Junto con la ignorancia programada, uno de los pilares para la dominación de las masas es el miedo. Me refiero al miedo individualizado a la represión, a perder el trabajo, la salud, el techo o la escasa seguridad con que se cuente para el núcleo familiar. Por supuesto, en la subalternidad, el miedo se acompaña de diversas formas de resistencia. Y una de las vías para superar el temor es la solidaridad como expresión colectiva para enfrentar problemas comunes.
Las oligarquías han demostrado un temor histórico a la solidaridad. Les aterra que la gente común pierda el miedo. Y esa es una razón para los llamados a la paciencia, la eterna postergación neoliberal, las promesas electoreras y el optimismo pueril, especialmente cuando la gente toma el espacio público. Por consiguiente, hay empresarios que apoyan la lucha contra la corrupción, incluso el desmantelamiento de las mafias, pero que le temen a una ciudadanía organizada que reclame, como mínimo, los derechos plasmados en la Constitución Política.
En consecuencia, una minoría que vive muy bien y que siempre ha gozado de privilegios, entre los cuerpos ilegales y aparatos clandestinos de seguridad (ciacs) y una ciudadanía empoderada, prefiere las mafias. Y si tiene dudas de lo anterior, revisemos las declaraciones tibias, los apoyos tardíos y la satanización de cualquier forma de movilización social que no sea realice de forma moderada, o sea, de manera obediente.
Esto último fue dramáticamente observable en el último Encuentro Nacional de Empresarios (Enade) 2017, en el cual se montó una burbuja confortable y segura para el presidente Morales que podría describirse como pragmatismo empresarial o como la tradicional hipocresía neoliberal, orientada por la impunidad compartida y por la oportunidad de algunas cámaras empresariales para actuar como proxenetas de un poder ejecutivo desesperado.
Una reacción ante este escenario indignante es romper con cualquier intento de articulación táctica en contra de la corrupción. Esto, sin embargo, me parece un error para la presente coyuntura y una concesión a las mafias. Creo que debemos transitar en sentido contrario y apostarles a las alianzas tácticas orientadas al desmantelamiento de los ciacs. Y creo que otros sectores comparten esa perspectiva.
☆ ☆ ☆ ☆
Enunciado: Según el texto fuente, ¿en qué evento se montó una burbuja confortable y segura para el presidente Morales?
☆ ☆ ☆ ☆
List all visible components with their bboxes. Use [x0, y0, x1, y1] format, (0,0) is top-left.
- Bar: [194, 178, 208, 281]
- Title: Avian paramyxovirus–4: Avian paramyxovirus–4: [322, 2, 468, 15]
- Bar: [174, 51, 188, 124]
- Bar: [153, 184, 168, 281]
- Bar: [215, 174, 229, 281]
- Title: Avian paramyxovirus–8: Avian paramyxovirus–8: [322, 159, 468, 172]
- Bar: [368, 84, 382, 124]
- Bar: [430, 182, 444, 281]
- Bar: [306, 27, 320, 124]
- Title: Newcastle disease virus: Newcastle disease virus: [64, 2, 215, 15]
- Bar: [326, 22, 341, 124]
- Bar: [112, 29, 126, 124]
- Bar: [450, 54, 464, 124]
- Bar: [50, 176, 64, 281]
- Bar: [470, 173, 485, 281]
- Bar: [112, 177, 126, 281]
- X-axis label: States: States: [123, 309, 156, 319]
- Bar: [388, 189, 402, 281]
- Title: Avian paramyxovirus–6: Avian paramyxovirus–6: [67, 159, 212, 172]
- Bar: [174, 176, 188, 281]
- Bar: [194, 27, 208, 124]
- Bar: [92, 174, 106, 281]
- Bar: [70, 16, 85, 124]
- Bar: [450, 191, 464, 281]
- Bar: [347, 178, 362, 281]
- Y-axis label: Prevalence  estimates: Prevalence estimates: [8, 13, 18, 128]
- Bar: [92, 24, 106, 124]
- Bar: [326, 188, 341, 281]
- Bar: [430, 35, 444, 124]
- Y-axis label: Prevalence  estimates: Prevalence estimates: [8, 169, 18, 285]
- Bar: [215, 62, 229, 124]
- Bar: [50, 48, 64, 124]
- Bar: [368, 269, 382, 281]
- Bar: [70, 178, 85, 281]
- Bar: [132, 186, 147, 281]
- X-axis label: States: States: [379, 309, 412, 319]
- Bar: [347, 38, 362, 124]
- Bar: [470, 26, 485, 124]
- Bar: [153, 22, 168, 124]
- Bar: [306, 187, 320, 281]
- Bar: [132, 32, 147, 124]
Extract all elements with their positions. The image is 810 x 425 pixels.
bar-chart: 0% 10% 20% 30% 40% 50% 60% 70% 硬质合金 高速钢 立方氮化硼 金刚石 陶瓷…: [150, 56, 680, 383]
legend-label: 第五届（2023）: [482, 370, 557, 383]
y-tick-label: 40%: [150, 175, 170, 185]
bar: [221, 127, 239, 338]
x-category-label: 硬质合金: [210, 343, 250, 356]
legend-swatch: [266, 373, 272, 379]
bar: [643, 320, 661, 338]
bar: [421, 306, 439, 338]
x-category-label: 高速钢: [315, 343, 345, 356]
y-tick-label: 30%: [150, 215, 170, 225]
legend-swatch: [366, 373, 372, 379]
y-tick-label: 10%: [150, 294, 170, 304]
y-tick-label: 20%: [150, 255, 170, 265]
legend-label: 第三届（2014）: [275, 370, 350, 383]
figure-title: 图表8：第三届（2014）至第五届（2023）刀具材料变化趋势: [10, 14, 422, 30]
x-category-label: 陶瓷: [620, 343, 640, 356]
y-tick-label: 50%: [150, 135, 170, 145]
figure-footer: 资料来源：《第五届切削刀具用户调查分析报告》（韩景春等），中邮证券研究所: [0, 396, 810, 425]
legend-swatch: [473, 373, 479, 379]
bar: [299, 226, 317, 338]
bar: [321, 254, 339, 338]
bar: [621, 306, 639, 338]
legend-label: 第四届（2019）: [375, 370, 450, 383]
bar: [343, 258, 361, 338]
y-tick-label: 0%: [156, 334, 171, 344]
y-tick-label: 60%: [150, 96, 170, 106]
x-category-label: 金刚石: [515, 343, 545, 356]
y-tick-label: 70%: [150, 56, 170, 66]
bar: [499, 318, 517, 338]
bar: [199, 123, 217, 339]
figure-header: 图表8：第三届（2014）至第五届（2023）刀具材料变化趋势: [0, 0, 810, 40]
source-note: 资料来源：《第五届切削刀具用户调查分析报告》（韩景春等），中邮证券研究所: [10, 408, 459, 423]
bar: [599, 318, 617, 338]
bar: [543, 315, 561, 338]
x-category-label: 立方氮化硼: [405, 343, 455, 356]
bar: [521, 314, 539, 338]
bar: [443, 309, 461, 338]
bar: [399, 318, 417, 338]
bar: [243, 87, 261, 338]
☆ ☆ ☆ ☆
Solución: En el Encuentro Nacional de Empresarios (Enade) 2017.